◆ **The problem**: Which lines in the records below contain the word "exercise"? Copy each of them.

◆ **Data records**:
---+---

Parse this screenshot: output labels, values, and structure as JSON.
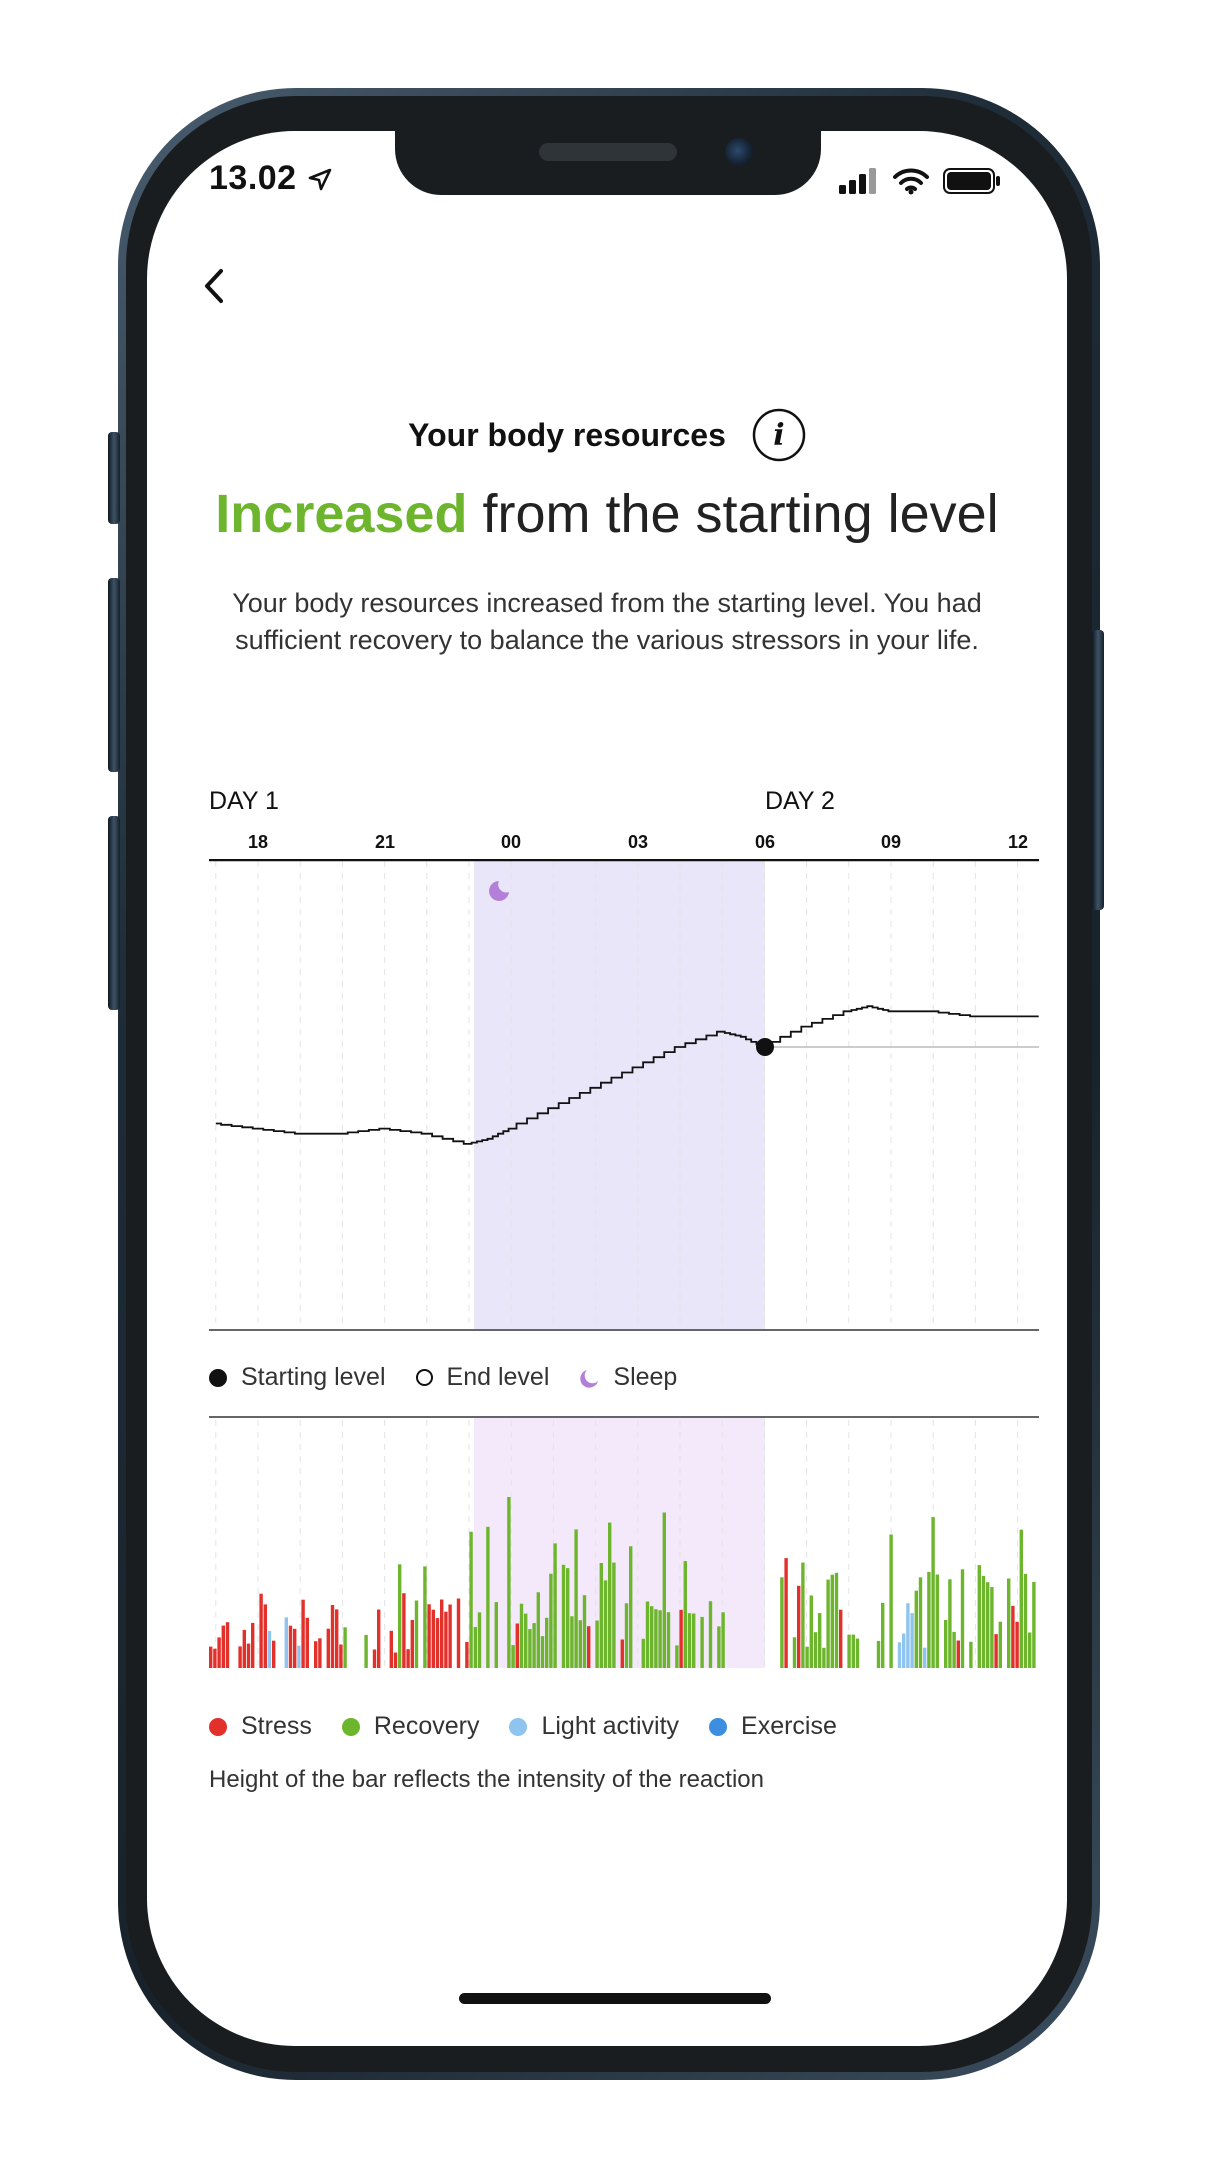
{
  "status_bar": {
    "time": "13.02"
  },
  "header": {
    "title": "Your body resources",
    "headline_accent": "Increased",
    "headline_rest": " from the starting level",
    "description": "Your body resources increased from the starting level. You had sufficient recovery to balance the various stressors in your life."
  },
  "chart": {
    "day1_label": "DAY 1",
    "day2_label": "DAY 2",
    "ticks": [
      "18",
      "21",
      "00",
      "03",
      "06",
      "09",
      "12"
    ]
  },
  "legend_top": {
    "start": "Starting level",
    "end": "End level",
    "sleep": "Sleep"
  },
  "legend_bottom": {
    "stress": "Stress",
    "recovery": "Recovery",
    "light": "Light activity",
    "exercise": "Exercise"
  },
  "note": "Height of the bar reflects the intensity of the reaction",
  "colors": {
    "accent": "#6cb52d",
    "stress": "#e2302b",
    "recovery": "#6cb52d",
    "light_activity": "#8fc4f0",
    "exercise": "#3d8ee0",
    "sleep_icon": "#b37fd8"
  },
  "chart_data": {
    "type": "line",
    "x_unit": "hour of day",
    "x_ticks": [
      "18",
      "21",
      "00",
      "03",
      "06",
      "09",
      "12"
    ],
    "sleep_period": {
      "start": "23:15",
      "end": "06:00"
    },
    "starting_level_at": "06:00",
    "body_resources_line": {
      "x_hours": [
        17,
        18,
        19,
        20,
        21,
        22,
        23,
        23.5,
        24,
        25,
        26,
        27,
        28,
        29,
        29.5,
        30,
        31,
        32,
        32.5,
        33,
        34,
        35,
        36,
        36.5
      ],
      "y_level": [
        48,
        47,
        46,
        46,
        47,
        46,
        44,
        45,
        47,
        51,
        55,
        59,
        63,
        66,
        65,
        63,
        67,
        70,
        71,
        70,
        70,
        69,
        69,
        69
      ]
    },
    "reaction_bars": {
      "categories": [
        "stress",
        "recovery",
        "light_activity",
        "exercise"
      ],
      "values_per_hour": {
        "17": "stress",
        "18": "stress/light_activity",
        "19": "stress",
        "20": "stress/recovery",
        "21": "stress/recovery",
        "22": "stress",
        "23": "recovery",
        "24": "recovery",
        "25": "recovery",
        "26": "recovery",
        "27": "recovery",
        "28": "recovery",
        "29": "recovery",
        "30": "stress/recovery",
        "31": "recovery",
        "32": "recovery",
        "33": "recovery/light_activity",
        "34": "recovery",
        "35": "stress/recovery",
        "36": "recovery"
      }
    }
  }
}
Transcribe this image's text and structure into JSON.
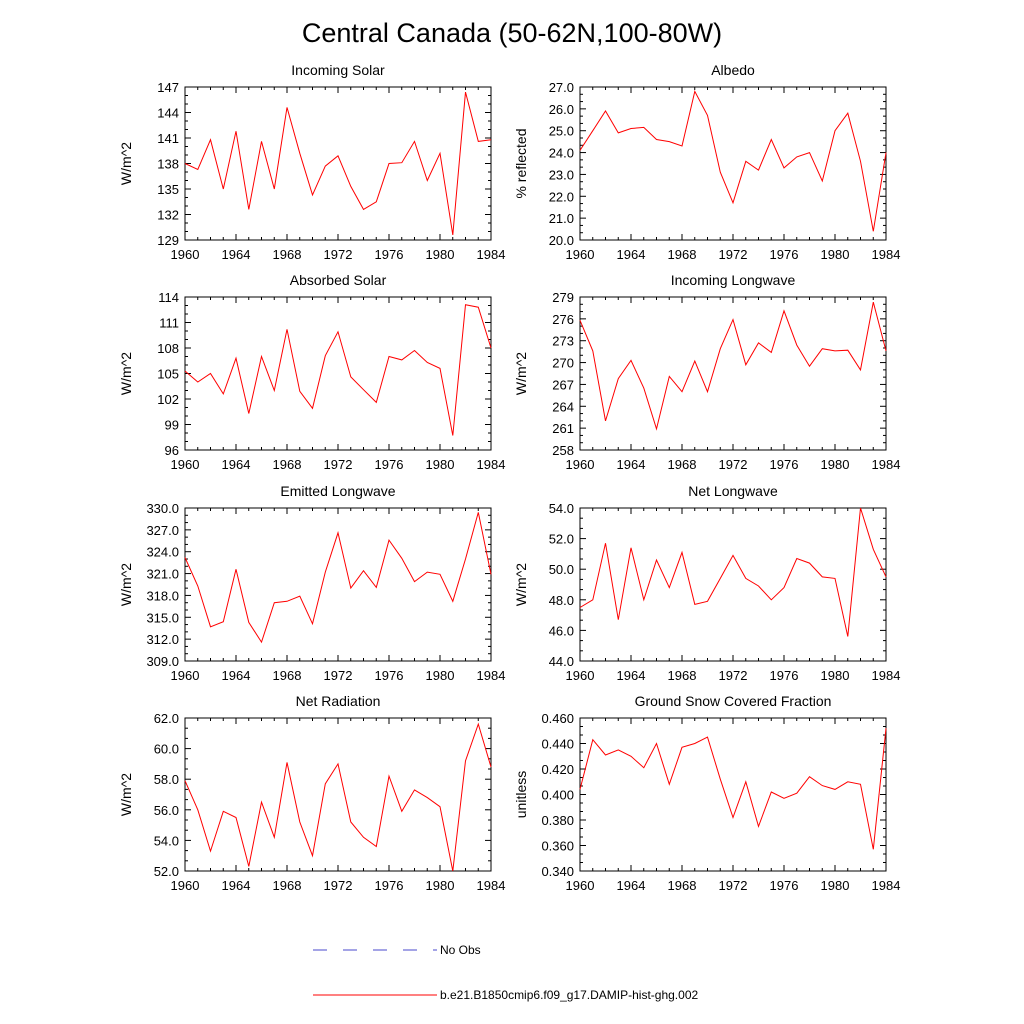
{
  "figure": {
    "title": "Central Canada (50-62N,100-80W)",
    "legend": [
      {
        "label": "No Obs",
        "color": "#4a4acc",
        "style": "dashed"
      },
      {
        "label": "b.e21.B1850cmip6.f09_g17.DAMIP-hist-ghg.002",
        "color": "#ff0000",
        "style": "solid"
      }
    ]
  },
  "chart_data": [
    {
      "type": "line",
      "title": "Incoming Solar",
      "ylabel": "W/m^2",
      "xlim": [
        1960,
        1984
      ],
      "ylim": [
        129,
        147
      ],
      "xticks": [
        1960,
        1964,
        1968,
        1972,
        1976,
        1980,
        1984
      ],
      "yticks": [
        "129",
        "132",
        "135",
        "138",
        "141",
        "144",
        "147"
      ],
      "x": [
        1960,
        1961,
        1962,
        1963,
        1964,
        1965,
        1966,
        1967,
        1968,
        1969,
        1970,
        1971,
        1972,
        1973,
        1974,
        1975,
        1976,
        1977,
        1978,
        1979,
        1980,
        1981,
        1982,
        1983,
        1984
      ],
      "series": [
        {
          "name": "b.e21.B1850cmip6.f09_g17.DAMIP-hist-ghg.002",
          "color": "#ff0000",
          "values": [
            138.0,
            137.3,
            140.8,
            135.0,
            141.8,
            132.6,
            140.6,
            135.0,
            144.6,
            139.2,
            134.3,
            137.7,
            138.9,
            135.3,
            132.6,
            133.5,
            138.0,
            138.1,
            140.6,
            136.0,
            139.2,
            129.6,
            146.4,
            140.6,
            140.8
          ]
        }
      ]
    },
    {
      "type": "line",
      "title": "Albedo",
      "ylabel": "% reflected",
      "xlim": [
        1960,
        1984
      ],
      "ylim": [
        20.0,
        27.0
      ],
      "xticks": [
        1960,
        1964,
        1968,
        1972,
        1976,
        1980,
        1984
      ],
      "yticks": [
        "20.0",
        "21.0",
        "22.0",
        "23.0",
        "24.0",
        "25.0",
        "26.0",
        "27.0"
      ],
      "x": [
        1960,
        1961,
        1962,
        1963,
        1964,
        1965,
        1966,
        1967,
        1968,
        1969,
        1970,
        1971,
        1972,
        1973,
        1974,
        1975,
        1976,
        1977,
        1978,
        1979,
        1980,
        1981,
        1982,
        1983,
        1984
      ],
      "series": [
        {
          "name": "b.e21.B1850cmip6.f09_g17.DAMIP-hist-ghg.002",
          "color": "#ff0000",
          "values": [
            24.1,
            25.0,
            25.9,
            24.9,
            25.1,
            25.15,
            24.6,
            24.5,
            24.3,
            26.8,
            25.7,
            23.1,
            21.7,
            23.6,
            23.2,
            24.6,
            23.3,
            23.8,
            24.0,
            22.7,
            25.0,
            25.8,
            23.6,
            20.4,
            24.0
          ]
        }
      ]
    },
    {
      "type": "line",
      "title": "Absorbed Solar",
      "ylabel": "W/m^2",
      "xlim": [
        1960,
        1984
      ],
      "ylim": [
        96,
        114
      ],
      "xticks": [
        1960,
        1964,
        1968,
        1972,
        1976,
        1980,
        1984
      ],
      "yticks": [
        "96",
        "99",
        "102",
        "105",
        "108",
        "111",
        "114"
      ],
      "x": [
        1960,
        1961,
        1962,
        1963,
        1964,
        1965,
        1966,
        1967,
        1968,
        1969,
        1970,
        1971,
        1972,
        1973,
        1974,
        1975,
        1976,
        1977,
        1978,
        1979,
        1980,
        1981,
        1982,
        1983,
        1984
      ],
      "series": [
        {
          "name": "b.e21.B1850cmip6.f09_g17.DAMIP-hist-ghg.002",
          "color": "#ff0000",
          "values": [
            105.3,
            104.0,
            105.0,
            102.6,
            106.8,
            100.3,
            107.0,
            103.0,
            110.2,
            102.9,
            100.9,
            107.1,
            109.9,
            104.6,
            103.1,
            101.6,
            107.0,
            106.6,
            107.7,
            106.3,
            105.6,
            97.7,
            113.1,
            112.8,
            108.0
          ]
        }
      ]
    },
    {
      "type": "line",
      "title": "Incoming Longwave",
      "ylabel": "W/m^2",
      "xlim": [
        1960,
        1984
      ],
      "ylim": [
        258,
        279
      ],
      "xticks": [
        1960,
        1964,
        1968,
        1972,
        1976,
        1980,
        1984
      ],
      "yticks": [
        "258",
        "261",
        "264",
        "267",
        "270",
        "273",
        "276",
        "279"
      ],
      "x": [
        1960,
        1961,
        1962,
        1963,
        1964,
        1965,
        1966,
        1967,
        1968,
        1969,
        1970,
        1971,
        1972,
        1973,
        1974,
        1975,
        1976,
        1977,
        1978,
        1979,
        1980,
        1981,
        1982,
        1983,
        1984
      ],
      "series": [
        {
          "name": "b.e21.B1850cmip6.f09_g17.DAMIP-hist-ghg.002",
          "color": "#ff0000",
          "values": [
            275.8,
            271.6,
            262.0,
            267.8,
            270.3,
            266.5,
            260.9,
            268.1,
            266.0,
            270.2,
            266.0,
            271.9,
            275.9,
            269.7,
            272.7,
            271.4,
            277.1,
            272.4,
            269.5,
            271.9,
            271.6,
            271.7,
            269.0,
            278.3,
            271.6
          ]
        }
      ]
    },
    {
      "type": "line",
      "title": "Emitted Longwave",
      "ylabel": "W/m^2",
      "xlim": [
        1960,
        1984
      ],
      "ylim": [
        309.0,
        330.0
      ],
      "xticks": [
        1960,
        1964,
        1968,
        1972,
        1976,
        1980,
        1984
      ],
      "yticks": [
        "309.0",
        "312.0",
        "315.0",
        "318.0",
        "321.0",
        "324.0",
        "327.0",
        "330.0"
      ],
      "x": [
        1960,
        1961,
        1962,
        1963,
        1964,
        1965,
        1966,
        1967,
        1968,
        1969,
        1970,
        1971,
        1972,
        1973,
        1974,
        1975,
        1976,
        1977,
        1978,
        1979,
        1980,
        1981,
        1982,
        1983,
        1984
      ],
      "series": [
        {
          "name": "b.e21.B1850cmip6.f09_g17.DAMIP-hist-ghg.002",
          "color": "#ff0000",
          "values": [
            323.2,
            319.3,
            313.7,
            314.4,
            321.6,
            314.3,
            311.6,
            317.0,
            317.2,
            317.9,
            314.1,
            321.2,
            326.6,
            319.0,
            321.4,
            319.1,
            325.6,
            323.1,
            319.9,
            321.2,
            320.9,
            317.2,
            323.0,
            329.4,
            320.9
          ]
        }
      ]
    },
    {
      "type": "line",
      "title": "Net Longwave",
      "ylabel": "W/m^2",
      "xlim": [
        1960,
        1984
      ],
      "ylim": [
        44.0,
        54.0
      ],
      "xticks": [
        1960,
        1964,
        1968,
        1972,
        1976,
        1980,
        1984
      ],
      "yticks": [
        "44.0",
        "46.0",
        "48.0",
        "50.0",
        "52.0",
        "54.0"
      ],
      "x": [
        1960,
        1961,
        1962,
        1963,
        1964,
        1965,
        1966,
        1967,
        1968,
        1969,
        1970,
        1971,
        1972,
        1973,
        1974,
        1975,
        1976,
        1977,
        1978,
        1979,
        1980,
        1981,
        1982,
        1983,
        1984
      ],
      "series": [
        {
          "name": "b.e21.B1850cmip6.f09_g17.DAMIP-hist-ghg.002",
          "color": "#ff0000",
          "values": [
            47.5,
            48.0,
            51.7,
            46.7,
            51.4,
            48.0,
            50.6,
            48.8,
            51.1,
            47.7,
            47.9,
            49.4,
            50.9,
            49.4,
            48.9,
            48.0,
            48.8,
            50.7,
            50.4,
            49.5,
            49.4,
            45.6,
            54.0,
            51.3,
            49.5
          ]
        }
      ]
    },
    {
      "type": "line",
      "title": "Net Radiation",
      "ylabel": "W/m^2",
      "xlim": [
        1960,
        1984
      ],
      "ylim": [
        52.0,
        62.0
      ],
      "xticks": [
        1960,
        1964,
        1968,
        1972,
        1976,
        1980,
        1984
      ],
      "yticks": [
        "52.0",
        "54.0",
        "56.0",
        "58.0",
        "60.0",
        "62.0"
      ],
      "x": [
        1960,
        1961,
        1962,
        1963,
        1964,
        1965,
        1966,
        1967,
        1968,
        1969,
        1970,
        1971,
        1972,
        1973,
        1974,
        1975,
        1976,
        1977,
        1978,
        1979,
        1980,
        1981,
        1982,
        1983,
        1984
      ],
      "series": [
        {
          "name": "b.e21.B1850cmip6.f09_g17.DAMIP-hist-ghg.002",
          "color": "#ff0000",
          "values": [
            57.9,
            56.0,
            53.3,
            55.9,
            55.5,
            52.3,
            56.5,
            54.2,
            59.1,
            55.2,
            53.0,
            57.7,
            59.0,
            55.2,
            54.2,
            53.6,
            58.2,
            55.9,
            57.3,
            56.8,
            56.2,
            52.0,
            59.2,
            61.6,
            58.8
          ]
        }
      ]
    },
    {
      "type": "line",
      "title": "Ground Snow Covered Fraction",
      "ylabel": "unitless",
      "xlim": [
        1960,
        1984
      ],
      "ylim": [
        0.34,
        0.46
      ],
      "xticks": [
        1960,
        1964,
        1968,
        1972,
        1976,
        1980,
        1984
      ],
      "yticks": [
        "0.340",
        "0.360",
        "0.380",
        "0.400",
        "0.420",
        "0.440",
        "0.460"
      ],
      "x": [
        1960,
        1961,
        1962,
        1963,
        1964,
        1965,
        1966,
        1967,
        1968,
        1969,
        1970,
        1971,
        1972,
        1973,
        1974,
        1975,
        1976,
        1977,
        1978,
        1979,
        1980,
        1981,
        1982,
        1983,
        1984
      ],
      "series": [
        {
          "name": "b.e21.B1850cmip6.f09_g17.DAMIP-hist-ghg.002",
          "color": "#ff0000",
          "values": [
            0.404,
            0.443,
            0.431,
            0.435,
            0.43,
            0.421,
            0.44,
            0.408,
            0.437,
            0.44,
            0.445,
            0.412,
            0.382,
            0.41,
            0.375,
            0.402,
            0.397,
            0.401,
            0.414,
            0.407,
            0.404,
            0.41,
            0.408,
            0.357,
            0.452
          ]
        }
      ]
    }
  ]
}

---+---

◆ **In response**:
    "exercise": "Exercise"
    "exercise": "#3d8ee0",
        "exercise"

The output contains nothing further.